## [Problem requirements]
Exactly as given, repeat all of the entries.

## [Lines of data]
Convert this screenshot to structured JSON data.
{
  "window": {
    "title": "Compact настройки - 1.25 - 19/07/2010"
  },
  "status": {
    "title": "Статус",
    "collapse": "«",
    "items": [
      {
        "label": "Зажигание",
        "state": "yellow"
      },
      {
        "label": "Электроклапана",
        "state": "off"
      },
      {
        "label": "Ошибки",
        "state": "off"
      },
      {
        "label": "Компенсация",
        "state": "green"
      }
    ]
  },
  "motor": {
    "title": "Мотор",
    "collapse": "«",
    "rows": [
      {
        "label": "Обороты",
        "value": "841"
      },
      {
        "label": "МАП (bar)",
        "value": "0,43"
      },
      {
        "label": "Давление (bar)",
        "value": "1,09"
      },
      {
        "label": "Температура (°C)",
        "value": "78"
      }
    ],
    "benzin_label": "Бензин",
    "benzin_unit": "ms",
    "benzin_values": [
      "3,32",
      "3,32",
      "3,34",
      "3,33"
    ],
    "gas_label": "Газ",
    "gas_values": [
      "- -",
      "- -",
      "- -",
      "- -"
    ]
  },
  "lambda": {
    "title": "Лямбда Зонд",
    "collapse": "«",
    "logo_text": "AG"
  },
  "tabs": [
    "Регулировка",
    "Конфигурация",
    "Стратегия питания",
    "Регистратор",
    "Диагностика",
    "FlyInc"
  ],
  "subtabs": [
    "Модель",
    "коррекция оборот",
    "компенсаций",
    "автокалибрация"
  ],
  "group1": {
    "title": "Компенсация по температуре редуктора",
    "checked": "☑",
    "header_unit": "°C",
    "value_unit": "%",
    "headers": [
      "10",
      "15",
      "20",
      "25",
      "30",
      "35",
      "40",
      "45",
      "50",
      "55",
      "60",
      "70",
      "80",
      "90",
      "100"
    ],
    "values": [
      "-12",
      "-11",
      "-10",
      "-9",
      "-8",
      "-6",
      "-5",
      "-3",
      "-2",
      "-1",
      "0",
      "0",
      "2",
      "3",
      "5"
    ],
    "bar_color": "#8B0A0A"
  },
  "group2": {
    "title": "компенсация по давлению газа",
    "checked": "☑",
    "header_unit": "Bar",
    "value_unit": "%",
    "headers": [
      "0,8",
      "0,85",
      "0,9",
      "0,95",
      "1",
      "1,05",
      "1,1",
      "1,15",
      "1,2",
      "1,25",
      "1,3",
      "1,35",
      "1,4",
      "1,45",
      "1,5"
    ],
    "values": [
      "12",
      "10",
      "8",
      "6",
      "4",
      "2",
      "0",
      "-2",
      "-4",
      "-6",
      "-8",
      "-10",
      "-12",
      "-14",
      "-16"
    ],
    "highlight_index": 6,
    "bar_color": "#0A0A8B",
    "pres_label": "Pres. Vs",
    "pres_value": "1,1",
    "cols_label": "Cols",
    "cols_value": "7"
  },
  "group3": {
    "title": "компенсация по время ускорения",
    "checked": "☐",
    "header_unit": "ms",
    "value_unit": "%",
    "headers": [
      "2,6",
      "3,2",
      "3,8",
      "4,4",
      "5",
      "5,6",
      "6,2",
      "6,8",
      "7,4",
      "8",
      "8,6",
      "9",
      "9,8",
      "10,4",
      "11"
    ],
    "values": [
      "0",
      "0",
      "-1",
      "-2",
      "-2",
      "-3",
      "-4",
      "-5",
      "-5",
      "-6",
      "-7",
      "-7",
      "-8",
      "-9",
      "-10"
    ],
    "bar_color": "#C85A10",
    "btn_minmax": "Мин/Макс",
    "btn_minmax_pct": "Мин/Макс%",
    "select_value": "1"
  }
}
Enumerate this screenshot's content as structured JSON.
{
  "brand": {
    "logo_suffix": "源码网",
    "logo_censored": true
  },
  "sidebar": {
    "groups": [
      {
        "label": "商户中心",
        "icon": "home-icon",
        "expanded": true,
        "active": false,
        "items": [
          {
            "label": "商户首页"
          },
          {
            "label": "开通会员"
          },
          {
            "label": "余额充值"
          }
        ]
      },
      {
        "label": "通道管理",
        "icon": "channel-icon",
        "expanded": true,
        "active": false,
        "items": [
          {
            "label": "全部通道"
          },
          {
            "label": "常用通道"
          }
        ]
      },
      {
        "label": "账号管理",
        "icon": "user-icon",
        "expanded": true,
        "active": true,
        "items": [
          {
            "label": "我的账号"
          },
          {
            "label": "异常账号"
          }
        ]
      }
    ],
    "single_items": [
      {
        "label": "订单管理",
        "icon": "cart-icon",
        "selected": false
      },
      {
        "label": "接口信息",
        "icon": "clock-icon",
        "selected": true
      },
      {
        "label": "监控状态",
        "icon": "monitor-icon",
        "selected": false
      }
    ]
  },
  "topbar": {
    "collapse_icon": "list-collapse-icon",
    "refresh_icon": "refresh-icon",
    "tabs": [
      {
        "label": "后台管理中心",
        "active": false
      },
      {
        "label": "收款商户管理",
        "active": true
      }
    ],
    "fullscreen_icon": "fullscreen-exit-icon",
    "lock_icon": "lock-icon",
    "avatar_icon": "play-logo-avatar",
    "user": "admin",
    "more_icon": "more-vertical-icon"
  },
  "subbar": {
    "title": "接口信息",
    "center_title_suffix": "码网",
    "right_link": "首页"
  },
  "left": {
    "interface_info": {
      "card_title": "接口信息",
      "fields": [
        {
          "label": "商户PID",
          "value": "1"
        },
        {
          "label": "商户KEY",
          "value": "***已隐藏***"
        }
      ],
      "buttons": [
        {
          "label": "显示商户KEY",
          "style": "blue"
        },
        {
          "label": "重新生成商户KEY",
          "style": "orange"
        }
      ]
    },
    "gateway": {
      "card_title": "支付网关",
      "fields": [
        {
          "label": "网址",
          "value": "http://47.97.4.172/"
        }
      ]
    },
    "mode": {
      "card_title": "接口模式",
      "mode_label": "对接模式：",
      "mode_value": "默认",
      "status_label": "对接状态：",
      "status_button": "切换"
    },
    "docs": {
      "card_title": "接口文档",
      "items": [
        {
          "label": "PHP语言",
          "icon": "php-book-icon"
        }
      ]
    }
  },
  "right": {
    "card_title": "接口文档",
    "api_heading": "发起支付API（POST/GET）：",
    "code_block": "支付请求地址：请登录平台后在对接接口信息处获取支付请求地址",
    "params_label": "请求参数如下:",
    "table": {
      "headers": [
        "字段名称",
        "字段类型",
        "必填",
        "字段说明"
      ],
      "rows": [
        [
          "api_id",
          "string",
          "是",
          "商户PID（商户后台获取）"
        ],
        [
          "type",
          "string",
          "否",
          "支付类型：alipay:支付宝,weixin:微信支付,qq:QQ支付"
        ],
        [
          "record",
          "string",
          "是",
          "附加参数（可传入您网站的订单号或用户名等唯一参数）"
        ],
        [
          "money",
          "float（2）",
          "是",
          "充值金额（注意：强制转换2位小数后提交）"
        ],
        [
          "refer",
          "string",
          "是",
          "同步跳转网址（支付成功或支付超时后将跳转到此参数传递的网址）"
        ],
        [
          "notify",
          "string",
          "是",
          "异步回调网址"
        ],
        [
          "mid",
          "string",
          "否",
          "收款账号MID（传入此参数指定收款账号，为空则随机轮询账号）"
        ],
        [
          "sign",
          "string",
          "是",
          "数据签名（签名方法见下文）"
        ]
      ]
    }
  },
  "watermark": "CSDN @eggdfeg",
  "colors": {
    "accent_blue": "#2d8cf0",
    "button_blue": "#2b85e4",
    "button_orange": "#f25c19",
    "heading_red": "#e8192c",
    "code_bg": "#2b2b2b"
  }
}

## [Output for this task]
Convert this screenshot to structured JSON data.
{
  "window": {
    "title": "Compact настройки - 1.25 - 19/07/2010"
  },
  "status": {
    "title": "Статус",
    "collapse": "«",
    "items": [
      {
        "label": "Зажигание",
        "state": "yellow"
      },
      {
        "label": "Электроклапана",
        "state": "off"
      },
      {
        "label": "Ошибки",
        "state": "off"
      },
      {
        "label": "Компенсация",
        "state": "green"
      }
    ]
  },
  "motor": {
    "title": "Мотор",
    "collapse": "«",
    "rows": [
      {
        "label": "Обороты",
        "value": "841"
      },
      {
        "label": "МАП (bar)",
        "value": "0,43"
      },
      {
        "label": "Давление (bar)",
        "value": "1,09"
      },
      {
        "label": "Температура (°C)",
        "value": "78"
      }
    ],
    "benzin_label": "Бензин",
    "benzin_unit": "ms",
    "benzin_values": [
      "3,32",
      "3,32",
      "3,34",
      "3,33"
    ],
    "gas_label": "Газ",
    "gas_values": [
      "- -",
      "- -",
      "- -",
      "- -"
    ]
  },
  "lambda": {
    "title": "Лямбда Зонд",
    "collapse": "«",
    "logo_text": "AG"
  },
  "tabs": [
    "Регулировка",
    "Конфигурация",
    "Стратегия питания",
    "Регистратор",
    "Диагностика",
    "FlyInc"
  ],
  "subtabs": [
    "Модель",
    "коррекция оборот",
    "компенсаций",
    "автокалибрация"
  ],
  "group1": {
    "title": "Компенсация по температуре редуктора",
    "checked": "☑",
    "header_unit": "°C",
    "value_unit": "%",
    "headers": [
      "10",
      "15",
      "20",
      "25",
      "30",
      "35",
      "40",
      "45",
      "50",
      "55",
      "60",
      "70",
      "80",
      "90",
      "100"
    ],
    "values": [
      "-12",
      "-11",
      "-10",
      "-9",
      "-8",
      "-6",
      "-5",
      "-3",
      "-2",
      "-1",
      "0",
      "0",
      "2",
      "3",
      "5"
    ],
    "bar_color": "#8B0A0A"
  },
  "group2": {
    "title": "компенсация по давлению газа",
    "checked": "☑",
    "header_unit": "Bar",
    "value_unit": "%",
    "headers": [
      "0,8",
      "0,85",
      "0,9",
      "0,95",
      "1",
      "1,05",
      "1,1",
      "1,15",
      "1,2",
      "1,25",
      "1,3",
      "1,35",
      "1,4",
      "1,45",
      "1,5"
    ],
    "values": [
      "12",
      "10",
      "8",
      "6",
      "4",
      "2",
      "0",
      "-2",
      "-4",
      "-6",
      "-8",
      "-10",
      "-12",
      "-14",
      "-16"
    ],
    "highlight_index": 6,
    "bar_color": "#0A0A8B",
    "pres_label": "Pres. Vs",
    "pres_value": "1,1",
    "cols_label": "Cols",
    "cols_value": "7"
  },
  "group3": {
    "title": "компенсация по время ускорения",
    "checked": "☐",
    "header_unit": "ms",
    "value_unit": "%",
    "headers": [
      "2,6",
      "3,2",
      "3,8",
      "4,4",
      "5",
      "5,6",
      "6,2",
      "6,8",
      "7,4",
      "8",
      "8,6",
      "9",
      "9,8",
      "10,4",
      "11"
    ],
    "values": [
      "0",
      "0",
      "-1",
      "-2",
      "-2",
      "-3",
      "-4",
      "-5",
      "-5",
      "-6",
      "-7",
      "-7",
      "-8",
      "-9",
      "-10"
    ],
    "bar_color": "#C85A10",
    "btn_minmax": "Мин/Макс",
    "btn_minmax_pct": "Мин/Макс%",
    "select_value": "1"
  }
}
Enumerate this screenshot's content as structured JSON.
{
  "brand": {
    "logo_suffix": "源码网",
    "logo_censored": true
  },
  "sidebar": {
    "groups": [
      {
        "label": "商户中心",
        "icon": "home-icon",
        "expanded": true,
        "active": false,
        "items": [
          {
            "label": "商户首页"
          },
          {
            "label": "开通会员"
          },
          {
            "label": "余额充值"
          }
        ]
      },
      {
        "label": "通道管理",
        "icon": "channel-icon",
        "expanded": true,
        "active": false,
        "items": [
          {
            "label": "全部通道"
          },
          {
            "label": "常用通道"
          }
        ]
      },
      {
        "label": "账号管理",
        "icon": "user-icon",
        "expanded": true,
        "active": true,
        "items": [
          {
            "label": "我的账号"
          },
          {
            "label": "异常账号"
          }
        ]
      }
    ],
    "single_items": [
      {
        "label": "订单管理",
        "icon": "cart-icon",
        "selected": false
      },
      {
        "label": "接口信息",
        "icon": "clock-icon",
        "selected": true
      },
      {
        "label": "监控状态",
        "icon": "monitor-icon",
        "selected": false
      }
    ]
  },
  "topbar": {
    "collapse_icon": "list-collapse-icon",
    "refresh_icon": "refresh-icon",
    "tabs": [
      {
        "label": "后台管理中心",
        "active": false
      },
      {
        "label": "收款商户管理",
        "active": true
      }
    ],
    "fullscreen_icon": "fullscreen-exit-icon",
    "lock_icon": "lock-icon",
    "avatar_icon": "play-logo-avatar",
    "user": "admin",
    "more_icon": "more-vertical-icon"
  },
  "subbar": {
    "title": "接口信息",
    "center_title_suffix": "码网",
    "right_link": "首页"
  },
  "left": {
    "interface_info": {
      "card_title": "接口信息",
      "fields": [
        {
          "label": "商户PID",
          "value": "1"
        },
        {
          "label": "商户KEY",
          "value": "***已隐藏***"
        }
      ],
      "buttons": [
        {
          "label": "显示商户KEY",
          "style": "blue"
        },
        {
          "label": "重新生成商户KEY",
          "style": "orange"
        }
      ]
    },
    "gateway": {
      "card_title": "支付网关",
      "fields": [
        {
          "label": "网址",
          "value": "http://47.97.4.172/"
        }
      ]
    },
    "mode": {
      "card_title": "接口模式",
      "mode_label": "对接模式：",
      "mode_value": "默认",
      "status_label": "对接状态：",
      "status_button": "切换"
    },
    "docs": {
      "card_title": "接口文档",
      "items": [
        {
          "label": "PHP语言",
          "icon": "php-book-icon"
        }
      ]
    }
  },
  "right": {
    "card_title": "接口文档",
    "api_heading": "发起支付API（POST/GET）：",
    "code_block": "支付请求地址：请登录平台后在对接接口信息处获取支付请求地址",
    "params_label": "请求参数如下:",
    "table": {
      "headers": [
        "字段名称",
        "字段类型",
        "必填",
        "字段说明"
      ],
      "rows": [
        [
          "api_id",
          "string",
          "是",
          "商户PID（商户后台获取）"
        ],
        [
          "type",
          "string",
          "否",
          "支付类型：alipay:支付宝,weixin:微信支付,qq:QQ支付"
        ],
        [
          "record",
          "string",
          "是",
          "附加参数（可传入您网站的订单号或用户名等唯一参数）"
        ],
        [
          "money",
          "float（2）",
          "是",
          "充值金额（注意：强制转换2位小数后提交）"
        ],
        [
          "refer",
          "string",
          "是",
          "同步跳转网址（支付成功或支付超时后将跳转到此参数传递的网址）"
        ],
        [
          "notify",
          "string",
          "是",
          "异步回调网址"
        ],
        [
          "mid",
          "string",
          "否",
          "收款账号MID（传入此参数指定收款账号，为空则随机轮询账号）"
        ],
        [
          "sign",
          "string",
          "是",
          "数据签名（签名方法见下文）"
        ]
      ]
    }
  },
  "watermark": "CSDN @eggdfeg",
  "colors": {
    "accent_blue": "#2d8cf0",
    "button_blue": "#2b85e4",
    "button_orange": "#f25c19",
    "heading_red": "#e8192c",
    "code_bg": "#2b2b2b"
  }
}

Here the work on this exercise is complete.